| JOB |
Show all lines holding "поддержки".

| SUPPLIED DATA |
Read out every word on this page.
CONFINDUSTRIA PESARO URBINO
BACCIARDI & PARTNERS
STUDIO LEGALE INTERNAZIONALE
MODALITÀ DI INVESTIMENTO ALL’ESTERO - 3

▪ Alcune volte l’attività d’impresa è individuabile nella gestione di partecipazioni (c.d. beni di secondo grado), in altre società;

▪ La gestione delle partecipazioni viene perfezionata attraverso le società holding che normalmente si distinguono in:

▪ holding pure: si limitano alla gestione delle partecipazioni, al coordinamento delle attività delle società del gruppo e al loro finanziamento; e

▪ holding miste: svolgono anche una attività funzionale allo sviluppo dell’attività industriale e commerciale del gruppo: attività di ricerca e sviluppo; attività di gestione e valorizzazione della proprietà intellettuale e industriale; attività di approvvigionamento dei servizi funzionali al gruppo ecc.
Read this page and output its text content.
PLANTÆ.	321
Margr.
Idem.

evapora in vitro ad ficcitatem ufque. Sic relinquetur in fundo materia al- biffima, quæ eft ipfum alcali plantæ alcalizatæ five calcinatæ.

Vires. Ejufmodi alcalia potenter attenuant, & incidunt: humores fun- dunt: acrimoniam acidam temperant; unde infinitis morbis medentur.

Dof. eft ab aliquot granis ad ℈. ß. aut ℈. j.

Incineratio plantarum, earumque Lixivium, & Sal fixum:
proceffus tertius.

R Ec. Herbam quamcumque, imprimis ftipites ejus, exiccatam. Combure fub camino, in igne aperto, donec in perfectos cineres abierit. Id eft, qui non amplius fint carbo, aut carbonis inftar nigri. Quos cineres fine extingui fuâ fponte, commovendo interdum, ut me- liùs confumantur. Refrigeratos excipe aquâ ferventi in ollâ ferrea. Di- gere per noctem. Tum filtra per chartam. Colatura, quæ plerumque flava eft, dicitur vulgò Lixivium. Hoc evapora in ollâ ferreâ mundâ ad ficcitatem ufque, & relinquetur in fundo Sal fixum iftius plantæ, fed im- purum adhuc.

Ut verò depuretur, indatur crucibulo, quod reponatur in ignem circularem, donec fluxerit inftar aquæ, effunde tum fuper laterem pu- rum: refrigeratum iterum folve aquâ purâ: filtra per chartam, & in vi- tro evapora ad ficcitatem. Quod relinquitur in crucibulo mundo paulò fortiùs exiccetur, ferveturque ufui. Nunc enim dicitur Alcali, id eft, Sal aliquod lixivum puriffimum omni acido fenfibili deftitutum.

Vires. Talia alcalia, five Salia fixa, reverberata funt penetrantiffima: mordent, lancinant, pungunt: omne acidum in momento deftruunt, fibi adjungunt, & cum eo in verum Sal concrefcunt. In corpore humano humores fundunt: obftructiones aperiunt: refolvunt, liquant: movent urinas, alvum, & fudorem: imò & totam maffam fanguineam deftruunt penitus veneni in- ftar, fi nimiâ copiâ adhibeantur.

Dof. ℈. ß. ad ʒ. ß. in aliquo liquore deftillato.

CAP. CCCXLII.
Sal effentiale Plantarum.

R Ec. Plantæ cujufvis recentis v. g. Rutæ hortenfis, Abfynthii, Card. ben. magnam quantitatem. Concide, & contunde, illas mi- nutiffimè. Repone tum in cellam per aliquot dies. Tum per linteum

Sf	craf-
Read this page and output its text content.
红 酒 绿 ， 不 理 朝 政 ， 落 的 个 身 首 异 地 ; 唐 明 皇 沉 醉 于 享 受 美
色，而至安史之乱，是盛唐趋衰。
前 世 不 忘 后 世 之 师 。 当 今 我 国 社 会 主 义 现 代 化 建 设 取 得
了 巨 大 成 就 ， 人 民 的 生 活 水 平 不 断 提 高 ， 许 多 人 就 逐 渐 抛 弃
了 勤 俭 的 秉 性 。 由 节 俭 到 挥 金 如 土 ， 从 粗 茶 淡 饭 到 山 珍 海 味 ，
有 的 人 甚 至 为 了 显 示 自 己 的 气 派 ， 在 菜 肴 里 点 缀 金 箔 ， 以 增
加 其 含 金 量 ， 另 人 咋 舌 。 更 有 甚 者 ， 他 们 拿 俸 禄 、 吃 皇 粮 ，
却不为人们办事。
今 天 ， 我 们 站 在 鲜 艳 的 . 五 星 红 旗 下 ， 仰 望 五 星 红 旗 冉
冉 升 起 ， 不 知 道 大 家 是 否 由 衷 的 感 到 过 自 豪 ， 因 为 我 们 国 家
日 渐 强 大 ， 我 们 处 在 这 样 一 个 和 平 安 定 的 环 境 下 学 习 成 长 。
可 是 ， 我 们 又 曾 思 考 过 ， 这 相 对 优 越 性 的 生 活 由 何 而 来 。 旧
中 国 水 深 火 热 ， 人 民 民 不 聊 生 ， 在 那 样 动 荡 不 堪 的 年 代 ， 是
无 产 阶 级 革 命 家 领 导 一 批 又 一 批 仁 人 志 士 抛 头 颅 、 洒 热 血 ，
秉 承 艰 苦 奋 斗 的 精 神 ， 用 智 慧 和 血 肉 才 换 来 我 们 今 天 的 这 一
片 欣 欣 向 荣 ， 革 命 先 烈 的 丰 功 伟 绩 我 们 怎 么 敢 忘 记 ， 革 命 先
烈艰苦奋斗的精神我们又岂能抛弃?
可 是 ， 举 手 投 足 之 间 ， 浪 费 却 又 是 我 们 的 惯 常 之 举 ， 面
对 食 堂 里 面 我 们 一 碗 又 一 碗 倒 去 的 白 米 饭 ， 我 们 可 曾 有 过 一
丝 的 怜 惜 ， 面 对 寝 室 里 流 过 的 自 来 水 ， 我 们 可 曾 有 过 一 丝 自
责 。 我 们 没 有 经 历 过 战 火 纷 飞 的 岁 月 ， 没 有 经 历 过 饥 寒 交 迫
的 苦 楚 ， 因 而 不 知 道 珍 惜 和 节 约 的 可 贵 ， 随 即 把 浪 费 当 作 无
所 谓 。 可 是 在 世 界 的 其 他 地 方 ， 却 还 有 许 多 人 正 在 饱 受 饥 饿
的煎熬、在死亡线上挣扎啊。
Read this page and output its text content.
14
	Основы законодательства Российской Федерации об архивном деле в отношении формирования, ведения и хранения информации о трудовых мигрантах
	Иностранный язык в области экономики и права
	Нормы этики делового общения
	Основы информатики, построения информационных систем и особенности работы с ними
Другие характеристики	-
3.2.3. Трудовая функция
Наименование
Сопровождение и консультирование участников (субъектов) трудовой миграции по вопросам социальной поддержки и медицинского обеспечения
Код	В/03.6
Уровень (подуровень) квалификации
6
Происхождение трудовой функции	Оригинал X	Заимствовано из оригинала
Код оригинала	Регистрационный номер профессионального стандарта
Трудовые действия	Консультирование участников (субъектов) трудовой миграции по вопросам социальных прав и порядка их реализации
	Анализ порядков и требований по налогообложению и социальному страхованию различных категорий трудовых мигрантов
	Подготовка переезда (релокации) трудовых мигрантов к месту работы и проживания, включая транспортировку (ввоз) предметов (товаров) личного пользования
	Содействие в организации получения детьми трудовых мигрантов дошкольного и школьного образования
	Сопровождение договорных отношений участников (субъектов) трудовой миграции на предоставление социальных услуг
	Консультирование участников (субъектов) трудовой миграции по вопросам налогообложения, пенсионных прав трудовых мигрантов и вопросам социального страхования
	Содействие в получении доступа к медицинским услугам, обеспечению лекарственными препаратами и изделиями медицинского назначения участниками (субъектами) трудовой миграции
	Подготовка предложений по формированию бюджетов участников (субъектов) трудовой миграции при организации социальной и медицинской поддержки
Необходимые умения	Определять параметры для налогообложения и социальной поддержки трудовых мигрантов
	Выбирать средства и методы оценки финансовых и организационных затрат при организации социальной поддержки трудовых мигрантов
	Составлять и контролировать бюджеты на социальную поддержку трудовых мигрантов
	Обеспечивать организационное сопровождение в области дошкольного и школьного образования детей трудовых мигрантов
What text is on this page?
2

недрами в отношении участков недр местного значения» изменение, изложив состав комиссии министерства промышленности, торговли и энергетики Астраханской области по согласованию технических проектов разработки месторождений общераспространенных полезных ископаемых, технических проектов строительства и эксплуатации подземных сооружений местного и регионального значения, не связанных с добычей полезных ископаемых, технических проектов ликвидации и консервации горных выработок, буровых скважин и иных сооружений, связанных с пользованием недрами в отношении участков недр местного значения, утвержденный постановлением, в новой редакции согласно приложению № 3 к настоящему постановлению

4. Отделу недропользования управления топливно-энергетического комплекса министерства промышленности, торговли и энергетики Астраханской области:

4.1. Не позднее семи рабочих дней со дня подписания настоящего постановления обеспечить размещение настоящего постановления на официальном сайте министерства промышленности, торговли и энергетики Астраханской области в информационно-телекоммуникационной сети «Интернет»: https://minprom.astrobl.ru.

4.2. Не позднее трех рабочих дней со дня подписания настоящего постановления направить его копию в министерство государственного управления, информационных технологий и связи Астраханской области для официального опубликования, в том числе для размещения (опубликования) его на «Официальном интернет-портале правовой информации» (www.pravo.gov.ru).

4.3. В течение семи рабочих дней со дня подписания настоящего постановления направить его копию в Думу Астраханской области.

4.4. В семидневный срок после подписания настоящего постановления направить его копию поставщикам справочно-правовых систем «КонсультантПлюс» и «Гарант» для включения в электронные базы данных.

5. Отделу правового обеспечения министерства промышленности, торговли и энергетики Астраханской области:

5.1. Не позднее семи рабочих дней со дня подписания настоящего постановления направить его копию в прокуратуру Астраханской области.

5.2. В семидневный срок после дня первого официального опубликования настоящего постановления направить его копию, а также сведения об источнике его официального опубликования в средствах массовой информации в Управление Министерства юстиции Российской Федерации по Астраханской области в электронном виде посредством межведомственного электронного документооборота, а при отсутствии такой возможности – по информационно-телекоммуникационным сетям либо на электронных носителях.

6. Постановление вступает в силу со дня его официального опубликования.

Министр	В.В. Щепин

| REPLY TO THE EXERCISE |
Сопровождение и консультирование участников (субъектов) трудовой миграции по вопросам социальной поддержки и медицинского обеспечения
	Подготовка предложений по формированию бюджетов участников (субъектов) трудовой миграции при организации социальной и медицинской поддержки
Необходимые умения	Определять параметры для налогообложения и социальной поддержки трудовых мигрантов
	Выбирать средства и методы оценки финансовых и организационных затрат при организации социальной поддержки трудовых мигрантов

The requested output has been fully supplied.